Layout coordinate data
____

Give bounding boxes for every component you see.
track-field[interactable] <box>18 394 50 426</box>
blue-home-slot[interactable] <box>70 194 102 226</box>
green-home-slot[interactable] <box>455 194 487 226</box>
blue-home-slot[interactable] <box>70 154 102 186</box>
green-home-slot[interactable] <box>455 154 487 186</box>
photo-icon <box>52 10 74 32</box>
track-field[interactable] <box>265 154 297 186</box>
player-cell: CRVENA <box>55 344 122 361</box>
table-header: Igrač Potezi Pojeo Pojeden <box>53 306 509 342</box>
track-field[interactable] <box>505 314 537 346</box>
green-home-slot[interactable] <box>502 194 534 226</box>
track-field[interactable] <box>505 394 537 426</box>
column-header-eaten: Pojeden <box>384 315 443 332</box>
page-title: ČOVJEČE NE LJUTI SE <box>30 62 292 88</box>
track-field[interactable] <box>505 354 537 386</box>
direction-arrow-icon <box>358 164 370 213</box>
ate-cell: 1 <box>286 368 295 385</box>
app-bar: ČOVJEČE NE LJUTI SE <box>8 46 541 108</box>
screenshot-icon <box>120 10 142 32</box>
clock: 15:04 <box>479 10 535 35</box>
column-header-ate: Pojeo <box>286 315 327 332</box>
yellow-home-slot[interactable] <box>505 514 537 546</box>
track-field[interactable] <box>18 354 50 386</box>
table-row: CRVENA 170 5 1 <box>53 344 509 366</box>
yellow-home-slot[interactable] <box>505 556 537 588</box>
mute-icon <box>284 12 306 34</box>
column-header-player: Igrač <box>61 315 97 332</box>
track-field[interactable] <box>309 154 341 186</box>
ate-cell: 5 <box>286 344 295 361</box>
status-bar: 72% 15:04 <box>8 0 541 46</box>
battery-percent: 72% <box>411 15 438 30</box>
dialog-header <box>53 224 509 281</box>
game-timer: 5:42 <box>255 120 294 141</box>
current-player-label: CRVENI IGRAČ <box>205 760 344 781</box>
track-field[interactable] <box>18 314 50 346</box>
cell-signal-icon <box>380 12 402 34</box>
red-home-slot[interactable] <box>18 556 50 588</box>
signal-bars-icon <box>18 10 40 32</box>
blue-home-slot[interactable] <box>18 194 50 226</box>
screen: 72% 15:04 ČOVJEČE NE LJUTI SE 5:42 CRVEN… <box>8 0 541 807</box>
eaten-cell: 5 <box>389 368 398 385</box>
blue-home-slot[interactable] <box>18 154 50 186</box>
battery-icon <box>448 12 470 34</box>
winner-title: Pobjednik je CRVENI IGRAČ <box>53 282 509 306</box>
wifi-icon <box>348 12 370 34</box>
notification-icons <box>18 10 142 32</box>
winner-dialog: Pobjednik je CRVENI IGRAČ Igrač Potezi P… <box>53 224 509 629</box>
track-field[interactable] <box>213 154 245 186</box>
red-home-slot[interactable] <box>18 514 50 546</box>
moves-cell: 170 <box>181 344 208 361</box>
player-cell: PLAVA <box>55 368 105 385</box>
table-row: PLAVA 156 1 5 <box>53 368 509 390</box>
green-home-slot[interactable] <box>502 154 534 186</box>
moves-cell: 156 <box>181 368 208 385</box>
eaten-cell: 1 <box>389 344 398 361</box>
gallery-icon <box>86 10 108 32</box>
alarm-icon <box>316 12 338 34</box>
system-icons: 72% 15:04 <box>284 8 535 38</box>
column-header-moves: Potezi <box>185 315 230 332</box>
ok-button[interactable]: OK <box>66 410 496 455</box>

____

- [EXERCISE DIRECTIONS]:
Reproduce the listing, switching every "track-field" to "board-field" and leaving everything else unchanged.

- [OUTPUT]:
Give bounding boxes for every component you see.
board-field[interactable] <box>18 394 50 426</box>
blue-home-slot[interactable] <box>70 194 102 226</box>
green-home-slot[interactable] <box>455 194 487 226</box>
blue-home-slot[interactable] <box>70 154 102 186</box>
green-home-slot[interactable] <box>455 154 487 186</box>
photo-icon <box>52 10 74 32</box>
board-field[interactable] <box>265 154 297 186</box>
player-cell: CRVENA <box>55 344 122 361</box>
table-header: Igrač Potezi Pojeo Pojeden <box>53 306 509 342</box>
board-field[interactable] <box>505 314 537 346</box>
green-home-slot[interactable] <box>502 194 534 226</box>
board-field[interactable] <box>505 394 537 426</box>
column-header-eaten: Pojeden <box>384 315 443 332</box>
page-title: ČOVJEČE NE LJUTI SE <box>30 62 292 88</box>
board-field[interactable] <box>505 354 537 386</box>
direction-arrow-icon <box>358 164 370 213</box>
ate-cell: 1 <box>286 368 295 385</box>
app-bar: ČOVJEČE NE LJUTI SE <box>8 46 541 108</box>
screenshot-icon <box>120 10 142 32</box>
clock: 15:04 <box>479 10 535 35</box>
column-header-ate: Pojeo <box>286 315 327 332</box>
yellow-home-slot[interactable] <box>505 514 537 546</box>
board-field[interactable] <box>18 354 50 386</box>
table-row: CRVENA 170 5 1 <box>53 344 509 366</box>
yellow-home-slot[interactable] <box>505 556 537 588</box>
mute-icon <box>284 12 306 34</box>
column-header-player: Igrač <box>61 315 97 332</box>
board-field[interactable] <box>309 154 341 186</box>
ate-cell: 5 <box>286 344 295 361</box>
status-bar: 72% 15:04 <box>8 0 541 46</box>
battery-percent: 72% <box>411 15 438 30</box>
dialog-header <box>53 224 509 281</box>
game-timer: 5:42 <box>255 120 294 141</box>
current-player-label: CRVENI IGRAČ <box>205 760 344 781</box>
board-field[interactable] <box>18 314 50 346</box>
cell-signal-icon <box>380 12 402 34</box>
red-home-slot[interactable] <box>18 556 50 588</box>
signal-bars-icon <box>18 10 40 32</box>
blue-home-slot[interactable] <box>18 194 50 226</box>
screen: 72% 15:04 ČOVJEČE NE LJUTI SE 5:42 CRVEN… <box>8 0 541 807</box>
eaten-cell: 5 <box>389 368 398 385</box>
blue-home-slot[interactable] <box>18 154 50 186</box>
battery-icon <box>448 12 470 34</box>
winner-title: Pobjednik je CRVENI IGRAČ <box>53 282 509 306</box>
wifi-icon <box>348 12 370 34</box>
notification-icons <box>18 10 142 32</box>
winner-dialog: Pobjednik je CRVENI IGRAČ Igrač Potezi P… <box>53 224 509 629</box>
board-field[interactable] <box>213 154 245 186</box>
red-home-slot[interactable] <box>18 514 50 546</box>
moves-cell: 170 <box>181 344 208 361</box>
player-cell: PLAVA <box>55 368 105 385</box>
table-row: PLAVA 156 1 5 <box>53 368 509 390</box>
green-home-slot[interactable] <box>502 154 534 186</box>
moves-cell: 156 <box>181 368 208 385</box>
eaten-cell: 1 <box>389 344 398 361</box>
gallery-icon <box>86 10 108 32</box>
alarm-icon <box>316 12 338 34</box>
system-icons: 72% 15:04 <box>284 8 535 38</box>
column-header-moves: Potezi <box>185 315 230 332</box>
ok-button[interactable]: OK <box>66 410 496 455</box>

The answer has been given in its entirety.